Collected data
START
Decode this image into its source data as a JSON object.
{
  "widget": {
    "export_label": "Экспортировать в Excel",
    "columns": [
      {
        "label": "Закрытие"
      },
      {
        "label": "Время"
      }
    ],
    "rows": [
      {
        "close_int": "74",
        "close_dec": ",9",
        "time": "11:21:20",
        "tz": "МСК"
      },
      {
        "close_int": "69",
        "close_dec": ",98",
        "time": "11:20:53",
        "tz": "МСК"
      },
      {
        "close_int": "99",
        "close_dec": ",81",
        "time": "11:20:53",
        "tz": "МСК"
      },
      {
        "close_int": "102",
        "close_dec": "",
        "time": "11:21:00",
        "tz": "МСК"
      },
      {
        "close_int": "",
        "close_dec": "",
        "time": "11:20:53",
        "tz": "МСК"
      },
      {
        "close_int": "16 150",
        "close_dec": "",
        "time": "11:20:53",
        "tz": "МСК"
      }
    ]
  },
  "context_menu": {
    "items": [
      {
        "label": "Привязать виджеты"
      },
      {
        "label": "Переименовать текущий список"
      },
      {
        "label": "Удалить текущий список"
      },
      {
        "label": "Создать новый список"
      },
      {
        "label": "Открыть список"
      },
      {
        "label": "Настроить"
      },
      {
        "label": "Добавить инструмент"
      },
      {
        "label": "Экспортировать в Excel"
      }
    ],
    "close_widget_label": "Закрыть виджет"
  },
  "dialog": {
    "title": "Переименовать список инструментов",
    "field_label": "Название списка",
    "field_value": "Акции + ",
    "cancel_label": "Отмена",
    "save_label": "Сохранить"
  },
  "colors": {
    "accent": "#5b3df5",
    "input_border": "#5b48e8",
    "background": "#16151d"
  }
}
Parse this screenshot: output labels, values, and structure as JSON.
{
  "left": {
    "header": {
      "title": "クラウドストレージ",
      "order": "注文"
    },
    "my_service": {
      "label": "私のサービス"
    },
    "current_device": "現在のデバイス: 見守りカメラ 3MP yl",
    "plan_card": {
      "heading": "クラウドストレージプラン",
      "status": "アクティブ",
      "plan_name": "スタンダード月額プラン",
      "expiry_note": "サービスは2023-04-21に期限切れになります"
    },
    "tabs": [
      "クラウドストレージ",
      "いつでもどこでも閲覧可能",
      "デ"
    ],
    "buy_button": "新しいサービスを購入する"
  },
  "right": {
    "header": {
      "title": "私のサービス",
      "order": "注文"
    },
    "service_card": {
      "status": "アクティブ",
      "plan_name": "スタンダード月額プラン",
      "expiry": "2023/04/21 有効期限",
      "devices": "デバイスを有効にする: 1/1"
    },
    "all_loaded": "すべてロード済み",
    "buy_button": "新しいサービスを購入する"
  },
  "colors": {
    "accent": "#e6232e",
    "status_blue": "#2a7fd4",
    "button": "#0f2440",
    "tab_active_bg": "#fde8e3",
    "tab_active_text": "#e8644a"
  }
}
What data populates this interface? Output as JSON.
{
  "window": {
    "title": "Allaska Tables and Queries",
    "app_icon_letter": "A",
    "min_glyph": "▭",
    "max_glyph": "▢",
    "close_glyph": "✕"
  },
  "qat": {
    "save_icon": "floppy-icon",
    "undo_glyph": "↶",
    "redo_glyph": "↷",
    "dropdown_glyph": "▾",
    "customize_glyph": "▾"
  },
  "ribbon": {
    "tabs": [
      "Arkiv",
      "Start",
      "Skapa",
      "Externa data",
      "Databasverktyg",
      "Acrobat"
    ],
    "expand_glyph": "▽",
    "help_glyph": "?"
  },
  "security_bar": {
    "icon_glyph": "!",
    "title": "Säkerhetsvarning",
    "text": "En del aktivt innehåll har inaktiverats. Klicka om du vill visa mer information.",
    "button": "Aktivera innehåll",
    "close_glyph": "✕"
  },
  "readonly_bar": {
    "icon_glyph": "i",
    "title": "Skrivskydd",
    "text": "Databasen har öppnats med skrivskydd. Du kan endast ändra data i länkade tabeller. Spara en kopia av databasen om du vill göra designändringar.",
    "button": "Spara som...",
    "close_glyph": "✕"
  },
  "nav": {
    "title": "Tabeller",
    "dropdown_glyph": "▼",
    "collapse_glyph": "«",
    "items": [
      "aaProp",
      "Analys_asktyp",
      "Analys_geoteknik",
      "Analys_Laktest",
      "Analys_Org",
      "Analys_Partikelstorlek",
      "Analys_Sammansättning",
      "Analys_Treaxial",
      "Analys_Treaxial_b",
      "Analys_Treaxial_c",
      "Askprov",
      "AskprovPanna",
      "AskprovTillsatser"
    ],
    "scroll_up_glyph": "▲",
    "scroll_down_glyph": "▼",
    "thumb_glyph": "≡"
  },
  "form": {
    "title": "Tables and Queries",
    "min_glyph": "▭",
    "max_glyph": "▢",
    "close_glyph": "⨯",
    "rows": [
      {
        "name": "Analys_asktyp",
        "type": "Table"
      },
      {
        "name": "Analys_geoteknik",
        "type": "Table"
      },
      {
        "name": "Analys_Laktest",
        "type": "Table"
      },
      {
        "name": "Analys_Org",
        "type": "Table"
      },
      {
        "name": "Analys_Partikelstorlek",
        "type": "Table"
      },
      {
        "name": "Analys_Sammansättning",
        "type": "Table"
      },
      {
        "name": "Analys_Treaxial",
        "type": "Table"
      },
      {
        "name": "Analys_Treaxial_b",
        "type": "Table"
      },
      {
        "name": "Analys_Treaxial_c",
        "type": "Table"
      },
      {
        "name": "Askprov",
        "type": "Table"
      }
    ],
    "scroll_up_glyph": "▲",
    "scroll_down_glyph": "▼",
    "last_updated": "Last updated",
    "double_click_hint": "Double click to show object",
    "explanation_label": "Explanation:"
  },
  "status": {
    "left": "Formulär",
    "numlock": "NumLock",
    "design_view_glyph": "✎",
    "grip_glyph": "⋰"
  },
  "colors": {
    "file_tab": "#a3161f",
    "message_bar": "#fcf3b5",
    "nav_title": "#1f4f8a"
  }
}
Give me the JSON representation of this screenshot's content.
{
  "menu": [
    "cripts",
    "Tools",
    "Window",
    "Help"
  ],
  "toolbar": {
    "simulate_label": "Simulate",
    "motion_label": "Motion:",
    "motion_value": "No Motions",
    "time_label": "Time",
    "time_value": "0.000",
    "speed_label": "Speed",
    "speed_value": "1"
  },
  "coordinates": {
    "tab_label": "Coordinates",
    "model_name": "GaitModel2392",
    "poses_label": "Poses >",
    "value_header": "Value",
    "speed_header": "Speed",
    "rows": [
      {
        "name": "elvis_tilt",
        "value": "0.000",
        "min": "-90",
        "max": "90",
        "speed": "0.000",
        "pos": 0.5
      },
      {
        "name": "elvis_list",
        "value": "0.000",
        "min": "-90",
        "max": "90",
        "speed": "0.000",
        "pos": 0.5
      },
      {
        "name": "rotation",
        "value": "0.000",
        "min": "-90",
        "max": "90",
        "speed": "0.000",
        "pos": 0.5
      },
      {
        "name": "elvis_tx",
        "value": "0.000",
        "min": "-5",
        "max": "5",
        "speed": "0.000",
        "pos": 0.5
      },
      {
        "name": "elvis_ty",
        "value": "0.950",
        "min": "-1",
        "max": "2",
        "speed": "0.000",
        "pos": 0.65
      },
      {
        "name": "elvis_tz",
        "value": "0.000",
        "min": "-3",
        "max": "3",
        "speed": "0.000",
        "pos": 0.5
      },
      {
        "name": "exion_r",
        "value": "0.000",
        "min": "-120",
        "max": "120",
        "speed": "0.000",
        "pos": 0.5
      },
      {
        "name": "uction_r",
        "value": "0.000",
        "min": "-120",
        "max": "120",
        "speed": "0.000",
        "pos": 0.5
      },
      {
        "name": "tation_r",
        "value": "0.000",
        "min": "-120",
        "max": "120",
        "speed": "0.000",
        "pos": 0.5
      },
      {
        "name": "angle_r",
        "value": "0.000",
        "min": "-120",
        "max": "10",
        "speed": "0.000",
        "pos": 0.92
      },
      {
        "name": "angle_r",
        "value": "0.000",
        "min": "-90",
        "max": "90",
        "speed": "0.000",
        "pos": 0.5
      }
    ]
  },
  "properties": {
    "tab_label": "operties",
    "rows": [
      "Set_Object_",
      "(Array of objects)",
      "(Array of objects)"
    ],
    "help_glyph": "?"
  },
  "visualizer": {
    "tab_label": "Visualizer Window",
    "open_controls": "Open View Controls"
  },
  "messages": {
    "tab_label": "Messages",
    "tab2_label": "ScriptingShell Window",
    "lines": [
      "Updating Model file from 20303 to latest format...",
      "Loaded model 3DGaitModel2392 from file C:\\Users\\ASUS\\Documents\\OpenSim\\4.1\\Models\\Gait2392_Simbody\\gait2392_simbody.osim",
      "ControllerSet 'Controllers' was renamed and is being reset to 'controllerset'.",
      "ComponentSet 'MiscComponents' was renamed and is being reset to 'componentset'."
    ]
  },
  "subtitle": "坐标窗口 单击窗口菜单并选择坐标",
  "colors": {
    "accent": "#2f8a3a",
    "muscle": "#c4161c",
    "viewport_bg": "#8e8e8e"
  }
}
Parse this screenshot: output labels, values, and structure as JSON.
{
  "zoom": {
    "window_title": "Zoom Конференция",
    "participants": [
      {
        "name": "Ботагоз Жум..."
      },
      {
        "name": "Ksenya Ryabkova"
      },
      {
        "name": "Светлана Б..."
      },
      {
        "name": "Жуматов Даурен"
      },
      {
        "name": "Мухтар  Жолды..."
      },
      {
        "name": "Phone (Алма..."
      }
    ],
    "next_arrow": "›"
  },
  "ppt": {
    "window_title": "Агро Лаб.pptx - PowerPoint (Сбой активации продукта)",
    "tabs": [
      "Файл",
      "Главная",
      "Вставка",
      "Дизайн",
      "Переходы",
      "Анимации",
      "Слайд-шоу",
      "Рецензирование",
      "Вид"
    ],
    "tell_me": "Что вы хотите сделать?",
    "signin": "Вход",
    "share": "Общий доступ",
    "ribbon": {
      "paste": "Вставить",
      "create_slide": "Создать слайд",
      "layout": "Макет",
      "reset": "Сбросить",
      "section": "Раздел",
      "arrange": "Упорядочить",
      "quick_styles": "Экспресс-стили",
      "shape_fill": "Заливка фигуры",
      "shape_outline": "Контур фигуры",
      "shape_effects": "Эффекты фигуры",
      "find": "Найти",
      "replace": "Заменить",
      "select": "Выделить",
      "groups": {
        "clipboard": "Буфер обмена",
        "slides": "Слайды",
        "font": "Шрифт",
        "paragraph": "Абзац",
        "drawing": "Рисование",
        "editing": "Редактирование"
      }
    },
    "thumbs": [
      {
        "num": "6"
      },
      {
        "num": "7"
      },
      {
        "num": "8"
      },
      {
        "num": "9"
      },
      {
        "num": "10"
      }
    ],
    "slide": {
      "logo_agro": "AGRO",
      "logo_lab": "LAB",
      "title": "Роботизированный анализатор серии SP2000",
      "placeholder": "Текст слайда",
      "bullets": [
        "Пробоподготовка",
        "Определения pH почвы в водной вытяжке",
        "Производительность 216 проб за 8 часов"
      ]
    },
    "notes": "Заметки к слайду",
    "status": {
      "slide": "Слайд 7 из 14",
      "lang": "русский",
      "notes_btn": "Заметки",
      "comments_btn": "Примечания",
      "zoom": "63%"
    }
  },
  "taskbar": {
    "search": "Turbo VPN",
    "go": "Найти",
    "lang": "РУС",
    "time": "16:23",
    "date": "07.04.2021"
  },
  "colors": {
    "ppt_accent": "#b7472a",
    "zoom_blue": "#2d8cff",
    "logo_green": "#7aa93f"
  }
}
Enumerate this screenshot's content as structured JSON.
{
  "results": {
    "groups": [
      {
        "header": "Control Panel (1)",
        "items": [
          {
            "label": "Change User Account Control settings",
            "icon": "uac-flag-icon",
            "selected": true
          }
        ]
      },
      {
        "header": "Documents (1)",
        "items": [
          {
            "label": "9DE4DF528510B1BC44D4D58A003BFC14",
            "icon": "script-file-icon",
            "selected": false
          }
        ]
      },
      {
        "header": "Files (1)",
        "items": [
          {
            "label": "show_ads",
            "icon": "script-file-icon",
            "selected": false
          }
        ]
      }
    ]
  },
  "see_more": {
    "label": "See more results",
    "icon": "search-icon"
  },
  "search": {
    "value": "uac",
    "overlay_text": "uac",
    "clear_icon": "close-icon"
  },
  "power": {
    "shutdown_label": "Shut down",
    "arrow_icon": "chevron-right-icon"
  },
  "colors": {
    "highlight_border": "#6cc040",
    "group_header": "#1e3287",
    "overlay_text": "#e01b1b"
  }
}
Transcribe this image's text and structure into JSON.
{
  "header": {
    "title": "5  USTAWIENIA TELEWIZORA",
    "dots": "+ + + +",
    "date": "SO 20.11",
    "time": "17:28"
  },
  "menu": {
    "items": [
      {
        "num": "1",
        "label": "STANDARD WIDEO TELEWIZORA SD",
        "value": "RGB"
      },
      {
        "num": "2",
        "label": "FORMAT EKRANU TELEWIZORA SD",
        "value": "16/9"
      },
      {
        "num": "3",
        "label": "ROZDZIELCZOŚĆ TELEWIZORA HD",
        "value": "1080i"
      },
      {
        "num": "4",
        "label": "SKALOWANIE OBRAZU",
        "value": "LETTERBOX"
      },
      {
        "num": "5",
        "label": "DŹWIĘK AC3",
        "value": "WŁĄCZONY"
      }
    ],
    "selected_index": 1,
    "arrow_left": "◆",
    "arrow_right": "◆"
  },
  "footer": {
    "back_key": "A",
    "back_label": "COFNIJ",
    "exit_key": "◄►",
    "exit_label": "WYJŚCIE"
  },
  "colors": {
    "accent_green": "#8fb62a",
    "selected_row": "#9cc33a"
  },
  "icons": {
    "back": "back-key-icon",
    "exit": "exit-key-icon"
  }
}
END
JOB | Examine the records and pull out every line where the string "фигуры" occurs.

SOLUTION |
      "shape_fill": "Заливка фигуры",
      "shape_outline": "Контур фигуры",
      "shape_effects": "Эффекты фигуры",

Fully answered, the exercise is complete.